** Start of ENTRIES SUPPLIED **

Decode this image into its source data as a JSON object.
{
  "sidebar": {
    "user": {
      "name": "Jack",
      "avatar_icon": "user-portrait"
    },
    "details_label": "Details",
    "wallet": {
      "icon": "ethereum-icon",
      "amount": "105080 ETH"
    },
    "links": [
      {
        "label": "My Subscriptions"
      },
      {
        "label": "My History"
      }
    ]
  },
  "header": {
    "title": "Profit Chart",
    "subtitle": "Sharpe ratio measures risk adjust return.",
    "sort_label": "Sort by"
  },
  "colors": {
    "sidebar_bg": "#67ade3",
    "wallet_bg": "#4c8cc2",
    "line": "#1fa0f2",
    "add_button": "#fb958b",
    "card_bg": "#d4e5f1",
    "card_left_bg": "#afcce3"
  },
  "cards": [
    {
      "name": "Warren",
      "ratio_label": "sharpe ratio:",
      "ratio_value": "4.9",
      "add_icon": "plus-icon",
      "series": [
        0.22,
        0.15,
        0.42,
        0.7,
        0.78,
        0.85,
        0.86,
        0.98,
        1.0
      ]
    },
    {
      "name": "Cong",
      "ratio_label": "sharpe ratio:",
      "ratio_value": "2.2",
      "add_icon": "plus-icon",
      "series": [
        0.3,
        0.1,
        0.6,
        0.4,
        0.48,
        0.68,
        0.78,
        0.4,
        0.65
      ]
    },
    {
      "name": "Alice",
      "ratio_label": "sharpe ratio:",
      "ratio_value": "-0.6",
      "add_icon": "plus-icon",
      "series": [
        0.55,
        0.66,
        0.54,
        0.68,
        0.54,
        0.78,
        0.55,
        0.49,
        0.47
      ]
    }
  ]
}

** End of ENTRIES SUPPLIED **

INSTRUCTIONS TO FOLLOW:
Transcribe the data. Leave every line exactly as it is.

FINAL RESULT:
Decode this image into its source data as a JSON object.
{
  "sidebar": {
    "user": {
      "name": "Jack",
      "avatar_icon": "user-portrait"
    },
    "details_label": "Details",
    "wallet": {
      "icon": "ethereum-icon",
      "amount": "105080 ETH"
    },
    "links": [
      {
        "label": "My Subscriptions"
      },
      {
        "label": "My History"
      }
    ]
  },
  "header": {
    "title": "Profit Chart",
    "subtitle": "Sharpe ratio measures risk adjust return.",
    "sort_label": "Sort by"
  },
  "colors": {
    "sidebar_bg": "#67ade3",
    "wallet_bg": "#4c8cc2",
    "line": "#1fa0f2",
    "add_button": "#fb958b",
    "card_bg": "#d4e5f1",
    "card_left_bg": "#afcce3"
  },
  "cards": [
    {
      "name": "Warren",
      "ratio_label": "sharpe ratio:",
      "ratio_value": "4.9",
      "add_icon": "plus-icon",
      "series": [
        0.22,
        0.15,
        0.42,
        0.7,
        0.78,
        0.85,
        0.86,
        0.98,
        1.0
      ]
    },
    {
      "name": "Cong",
      "ratio_label": "sharpe ratio:",
      "ratio_value": "2.2",
      "add_icon": "plus-icon",
      "series": [
        0.3,
        0.1,
        0.6,
        0.4,
        0.48,
        0.68,
        0.78,
        0.4,
        0.65
      ]
    },
    {
      "name": "Alice",
      "ratio_label": "sharpe ratio:",
      "ratio_value": "-0.6",
      "add_icon": "plus-icon",
      "series": [
        0.55,
        0.66,
        0.54,
        0.68,
        0.54,
        0.78,
        0.55,
        0.49,
        0.47
      ]
    }
  ]
}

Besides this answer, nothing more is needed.